* INPUT FOR THIS TASK *
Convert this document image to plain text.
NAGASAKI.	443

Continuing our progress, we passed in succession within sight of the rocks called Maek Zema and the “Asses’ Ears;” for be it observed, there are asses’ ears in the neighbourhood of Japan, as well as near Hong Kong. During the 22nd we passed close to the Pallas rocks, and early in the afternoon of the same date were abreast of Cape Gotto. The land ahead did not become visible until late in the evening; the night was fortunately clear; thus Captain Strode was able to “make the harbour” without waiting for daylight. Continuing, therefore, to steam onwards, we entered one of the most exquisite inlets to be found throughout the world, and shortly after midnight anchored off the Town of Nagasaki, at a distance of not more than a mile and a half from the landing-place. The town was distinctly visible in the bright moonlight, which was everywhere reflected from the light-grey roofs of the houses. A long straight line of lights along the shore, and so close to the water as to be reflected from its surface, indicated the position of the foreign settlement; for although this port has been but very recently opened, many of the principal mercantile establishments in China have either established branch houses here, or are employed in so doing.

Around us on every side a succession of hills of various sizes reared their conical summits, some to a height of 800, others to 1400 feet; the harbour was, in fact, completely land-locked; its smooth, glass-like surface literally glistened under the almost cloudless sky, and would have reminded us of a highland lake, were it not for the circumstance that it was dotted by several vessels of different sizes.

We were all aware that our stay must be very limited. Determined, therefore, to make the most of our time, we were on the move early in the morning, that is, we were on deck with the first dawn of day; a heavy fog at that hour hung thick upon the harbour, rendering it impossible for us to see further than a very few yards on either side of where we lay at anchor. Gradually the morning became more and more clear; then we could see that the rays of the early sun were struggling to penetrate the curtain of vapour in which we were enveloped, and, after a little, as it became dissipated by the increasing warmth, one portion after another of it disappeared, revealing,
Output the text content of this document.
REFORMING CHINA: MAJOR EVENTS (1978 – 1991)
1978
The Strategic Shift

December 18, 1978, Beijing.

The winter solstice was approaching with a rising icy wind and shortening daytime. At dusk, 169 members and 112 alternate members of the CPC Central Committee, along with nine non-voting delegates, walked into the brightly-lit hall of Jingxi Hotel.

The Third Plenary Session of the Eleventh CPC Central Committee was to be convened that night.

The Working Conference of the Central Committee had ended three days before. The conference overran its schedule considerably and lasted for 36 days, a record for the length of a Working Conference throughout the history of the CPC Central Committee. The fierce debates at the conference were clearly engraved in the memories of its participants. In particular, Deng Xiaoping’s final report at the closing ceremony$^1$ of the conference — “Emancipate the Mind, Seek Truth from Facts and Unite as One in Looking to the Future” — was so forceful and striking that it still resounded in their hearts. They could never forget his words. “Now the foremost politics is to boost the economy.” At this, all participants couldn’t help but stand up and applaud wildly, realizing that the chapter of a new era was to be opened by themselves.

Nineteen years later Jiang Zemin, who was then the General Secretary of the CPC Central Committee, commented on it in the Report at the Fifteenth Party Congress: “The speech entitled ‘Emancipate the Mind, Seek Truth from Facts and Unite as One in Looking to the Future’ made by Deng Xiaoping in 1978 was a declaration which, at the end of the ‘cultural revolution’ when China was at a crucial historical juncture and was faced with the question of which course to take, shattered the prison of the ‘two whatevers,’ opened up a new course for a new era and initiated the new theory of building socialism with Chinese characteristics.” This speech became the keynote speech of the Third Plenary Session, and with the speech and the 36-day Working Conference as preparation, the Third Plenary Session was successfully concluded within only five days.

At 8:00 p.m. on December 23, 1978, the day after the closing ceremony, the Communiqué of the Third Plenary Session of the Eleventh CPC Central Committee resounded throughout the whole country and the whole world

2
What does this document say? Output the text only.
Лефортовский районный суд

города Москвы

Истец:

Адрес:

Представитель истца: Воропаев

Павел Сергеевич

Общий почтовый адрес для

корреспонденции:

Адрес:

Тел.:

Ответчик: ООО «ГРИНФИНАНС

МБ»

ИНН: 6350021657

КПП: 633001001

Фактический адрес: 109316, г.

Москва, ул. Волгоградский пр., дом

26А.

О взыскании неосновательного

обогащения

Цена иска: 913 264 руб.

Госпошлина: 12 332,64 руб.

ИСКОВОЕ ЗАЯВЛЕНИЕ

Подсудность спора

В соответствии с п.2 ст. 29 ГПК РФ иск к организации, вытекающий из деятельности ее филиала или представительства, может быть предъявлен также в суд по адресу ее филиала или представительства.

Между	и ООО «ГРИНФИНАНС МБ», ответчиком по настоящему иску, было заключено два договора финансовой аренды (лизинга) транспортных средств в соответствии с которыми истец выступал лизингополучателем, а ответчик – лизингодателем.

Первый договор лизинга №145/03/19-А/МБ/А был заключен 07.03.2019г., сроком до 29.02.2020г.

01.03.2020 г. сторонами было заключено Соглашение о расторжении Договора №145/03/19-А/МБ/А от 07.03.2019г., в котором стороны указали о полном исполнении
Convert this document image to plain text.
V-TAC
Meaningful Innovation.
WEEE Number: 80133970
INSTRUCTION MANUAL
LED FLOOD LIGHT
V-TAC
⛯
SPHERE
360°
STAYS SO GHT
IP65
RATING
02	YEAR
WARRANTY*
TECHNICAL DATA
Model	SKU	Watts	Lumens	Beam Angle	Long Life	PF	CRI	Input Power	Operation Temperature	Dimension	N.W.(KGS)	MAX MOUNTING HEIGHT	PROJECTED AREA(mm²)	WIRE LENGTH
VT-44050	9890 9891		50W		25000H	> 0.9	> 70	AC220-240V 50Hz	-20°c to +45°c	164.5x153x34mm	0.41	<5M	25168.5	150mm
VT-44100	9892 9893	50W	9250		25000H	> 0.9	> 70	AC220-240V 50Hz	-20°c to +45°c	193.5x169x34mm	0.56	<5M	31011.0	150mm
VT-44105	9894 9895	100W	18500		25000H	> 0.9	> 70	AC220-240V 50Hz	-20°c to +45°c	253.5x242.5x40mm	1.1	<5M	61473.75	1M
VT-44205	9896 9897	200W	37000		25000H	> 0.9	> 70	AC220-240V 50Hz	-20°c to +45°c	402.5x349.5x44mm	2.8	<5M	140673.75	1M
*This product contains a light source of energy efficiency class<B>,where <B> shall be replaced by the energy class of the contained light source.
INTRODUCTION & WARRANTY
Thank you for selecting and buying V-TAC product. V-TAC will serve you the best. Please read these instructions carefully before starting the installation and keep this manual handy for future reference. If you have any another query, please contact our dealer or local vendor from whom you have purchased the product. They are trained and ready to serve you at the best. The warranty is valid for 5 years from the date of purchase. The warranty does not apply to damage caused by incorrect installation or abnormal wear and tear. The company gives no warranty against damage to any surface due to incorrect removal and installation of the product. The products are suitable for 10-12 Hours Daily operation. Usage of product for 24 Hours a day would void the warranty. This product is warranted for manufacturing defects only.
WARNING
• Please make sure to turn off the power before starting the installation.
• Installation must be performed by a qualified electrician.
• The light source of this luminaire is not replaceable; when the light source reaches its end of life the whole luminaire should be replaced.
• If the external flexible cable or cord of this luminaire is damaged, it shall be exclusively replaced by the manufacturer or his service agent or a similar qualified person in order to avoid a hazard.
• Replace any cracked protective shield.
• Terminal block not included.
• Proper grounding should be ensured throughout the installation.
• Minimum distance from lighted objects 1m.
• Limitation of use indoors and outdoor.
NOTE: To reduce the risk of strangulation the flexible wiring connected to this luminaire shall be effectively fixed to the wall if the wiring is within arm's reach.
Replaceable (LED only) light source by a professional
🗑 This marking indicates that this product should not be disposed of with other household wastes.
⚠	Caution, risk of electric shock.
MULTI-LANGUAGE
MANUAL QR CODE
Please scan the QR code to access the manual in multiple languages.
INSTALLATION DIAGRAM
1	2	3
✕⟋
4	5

* INSTRUCTION *
Retype the data exactly as given.

* REPLY TO THE TASK *
Convert this document image to plain text.
NAGASAKI.	443

Continuing our progress, we passed in succession within sight of the rocks called Maek Zema and the “Asses’ Ears;” for be it observed, there are asses’ ears in the neighbourhood of Japan, as well as near Hong Kong. During the 22nd we passed close to the Pallas rocks, and early in the afternoon of the same date were abreast of Cape Gotto. The land ahead did not become visible until late in the evening; the night was fortunately clear; thus Captain Strode was able to “make the harbour” without waiting for daylight. Continuing, therefore, to steam onwards, we entered one of the most exquisite inlets to be found throughout the world, and shortly after midnight anchored off the Town of Nagasaki, at a distance of not more than a mile and a half from the landing-place. The town was distinctly visible in the bright moonlight, which was everywhere reflected from the light-grey roofs of the houses. A long straight line of lights along the shore, and so close to the water as to be reflected from its surface, indicated the position of the foreign settlement; for although this port has been but very recently opened, many of the principal mercantile establishments in China have either established branch houses here, or are employed in so doing.

Around us on every side a succession of hills of various sizes reared their conical summits, some to a height of 800, others to 1400 feet; the harbour was, in fact, completely land-locked; its smooth, glass-like surface literally glistened under the almost cloudless sky, and would have reminded us of a highland lake, were it not for the circumstance that it was dotted by several vessels of different sizes.

We were all aware that our stay must be very limited. Determined, therefore, to make the most of our time, we were on the move early in the morning, that is, we were on deck with the first dawn of day; a heavy fog at that hour hung thick upon the harbour, rendering it impossible for us to see further than a very few yards on either side of where we lay at anchor. Gradually the morning became more and more clear; then we could see that the rays of the early sun were struggling to penetrate the curtain of vapour in which we were enveloped, and, after a little, as it became dissipated by the increasing warmth, one portion after another of it disappeared, revealing,
Output the text content of this document.
REFORMING CHINA: MAJOR EVENTS (1978 – 1991)
1978
The Strategic Shift

December 18, 1978, Beijing.

The winter solstice was approaching with a rising icy wind and shortening daytime. At dusk, 169 members and 112 alternate members of the CPC Central Committee, along with nine non-voting delegates, walked into the brightly-lit hall of Jingxi Hotel.

The Third Plenary Session of the Eleventh CPC Central Committee was to be convened that night.

The Working Conference of the Central Committee had ended three days before. The conference overran its schedule considerably and lasted for 36 days, a record for the length of a Working Conference throughout the history of the CPC Central Committee. The fierce debates at the conference were clearly engraved in the memories of its participants. In particular, Deng Xiaoping’s final report at the closing ceremony$^1$ of the conference — “Emancipate the Mind, Seek Truth from Facts and Unite as One in Looking to the Future” — was so forceful and striking that it still resounded in their hearts. They could never forget his words. “Now the foremost politics is to boost the economy.” At this, all participants couldn’t help but stand up and applaud wildly, realizing that the chapter of a new era was to be opened by themselves.

Nineteen years later Jiang Zemin, who was then the General Secretary of the CPC Central Committee, commented on it in the Report at the Fifteenth Party Congress: “The speech entitled ‘Emancipate the Mind, Seek Truth from Facts and Unite as One in Looking to the Future’ made by Deng Xiaoping in 1978 was a declaration which, at the end of the ‘cultural revolution’ when China was at a crucial historical juncture and was faced with the question of which course to take, shattered the prison of the ‘two whatevers,’ opened up a new course for a new era and initiated the new theory of building socialism with Chinese characteristics.” This speech became the keynote speech of the Third Plenary Session, and with the speech and the 36-day Working Conference as preparation, the Third Plenary Session was successfully concluded within only five days.

At 8:00 p.m. on December 23, 1978, the day after the closing ceremony, the Communiqué of the Third Plenary Session of the Eleventh CPC Central Committee resounded throughout the whole country and the whole world

2
What does this document say? Output the text only.
Лефортовский районный суд

города Москвы

Истец:

Адрес:

Представитель истца: Воропаев

Павел Сергеевич

Общий почтовый адрес для

корреспонденции:

Адрес:

Тел.:

Ответчик: ООО «ГРИНФИНАНС

МБ»

ИНН: 6350021657

КПП: 633001001

Фактический адрес: 109316, г.

Москва, ул. Волгоградский пр., дом

26А.

О взыскании неосновательного

обогащения

Цена иска: 913 264 руб.

Госпошлина: 12 332,64 руб.

ИСКОВОЕ ЗАЯВЛЕНИЕ

Подсудность спора

В соответствии с п.2 ст. 29 ГПК РФ иск к организации, вытекающий из деятельности ее филиала или представительства, может быть предъявлен также в суд по адресу ее филиала или представительства.

Между	и ООО «ГРИНФИНАНС МБ», ответчиком по настоящему иску, было заключено два договора финансовой аренды (лизинга) транспортных средств в соответствии с которыми истец выступал лизингополучателем, а ответчик – лизингодателем.

Первый договор лизинга №145/03/19-А/МБ/А был заключен 07.03.2019г., сроком до 29.02.2020г.

01.03.2020 г. сторонами было заключено Соглашение о расторжении Договора №145/03/19-А/МБ/А от 07.03.2019г., в котором стороны указали о полном исполнении
Convert this document image to plain text.
V-TAC
Meaningful Innovation.
WEEE Number: 80133970
INSTRUCTION MANUAL
LED FLOOD LIGHT
V-TAC
⛯
SPHERE
360°
STAYS SO GHT
IP65
RATING
02	YEAR
WARRANTY*
TECHNICAL DATA
Model	SKU	Watts	Lumens	Beam Angle	Long Life	PF	CRI	Input Power	Operation Temperature	Dimension	N.W.(KGS)	MAX MOUNTING HEIGHT	PROJECTED AREA(mm²)	WIRE LENGTH
VT-44050	9890 9891		50W		25000H	> 0.9	> 70	AC220-240V 50Hz	-20°c to +45°c	164.5x153x34mm	0.41	<5M	25168.5	150mm
VT-44100	9892 9893	50W	9250		25000H	> 0.9	> 70	AC220-240V 50Hz	-20°c to +45°c	193.5x169x34mm	0.56	<5M	31011.0	150mm
VT-44105	9894 9895	100W	18500		25000H	> 0.9	> 70	AC220-240V 50Hz	-20°c to +45°c	253.5x242.5x40mm	1.1	<5M	61473.75	1M
VT-44205	9896 9897	200W	37000		25000H	> 0.9	> 70	AC220-240V 50Hz	-20°c to +45°c	402.5x349.5x44mm	2.8	<5M	140673.75	1M
*This product contains a light source of energy efficiency class<B>,where <B> shall be replaced by the energy class of the contained light source.
INTRODUCTION & WARRANTY
Thank you for selecting and buying V-TAC product. V-TAC will serve you the best. Please read these instructions carefully before starting the installation and keep this manual handy for future reference. If you have any another query, please contact our dealer or local vendor from whom you have purchased the product. They are trained and ready to serve you at the best. The warranty is valid for 5 years from the date of purchase. The warranty does not apply to damage caused by incorrect installation or abnormal wear and tear. The company gives no warranty against damage to any surface due to incorrect removal and installation of the product. The products are suitable for 10-12 Hours Daily operation. Usage of product for 24 Hours a day would void the warranty. This product is warranted for manufacturing defects only.
WARNING
• Please make sure to turn off the power before starting the installation.
• Installation must be performed by a qualified electrician.
• The light source of this luminaire is not replaceable; when the light source reaches its end of life the whole luminaire should be replaced.
• If the external flexible cable or cord of this luminaire is damaged, it shall be exclusively replaced by the manufacturer or his service agent or a similar qualified person in order to avoid a hazard.
• Replace any cracked protective shield.
• Terminal block not included.
• Proper grounding should be ensured throughout the installation.
• Minimum distance from lighted objects 1m.
• Limitation of use indoors and outdoor.
NOTE: To reduce the risk of strangulation the flexible wiring connected to this luminaire shall be effectively fixed to the wall if the wiring is within arm's reach.
Replaceable (LED only) light source by a professional
🗑 This marking indicates that this product should not be disposed of with other household wastes.
⚠	Caution, risk of electric shock.
MULTI-LANGUAGE
MANUAL QR CODE
Please scan the QR code to access the manual in multiple languages.
INSTALLATION DIAGRAM
1	2	3
✕⟋
4	5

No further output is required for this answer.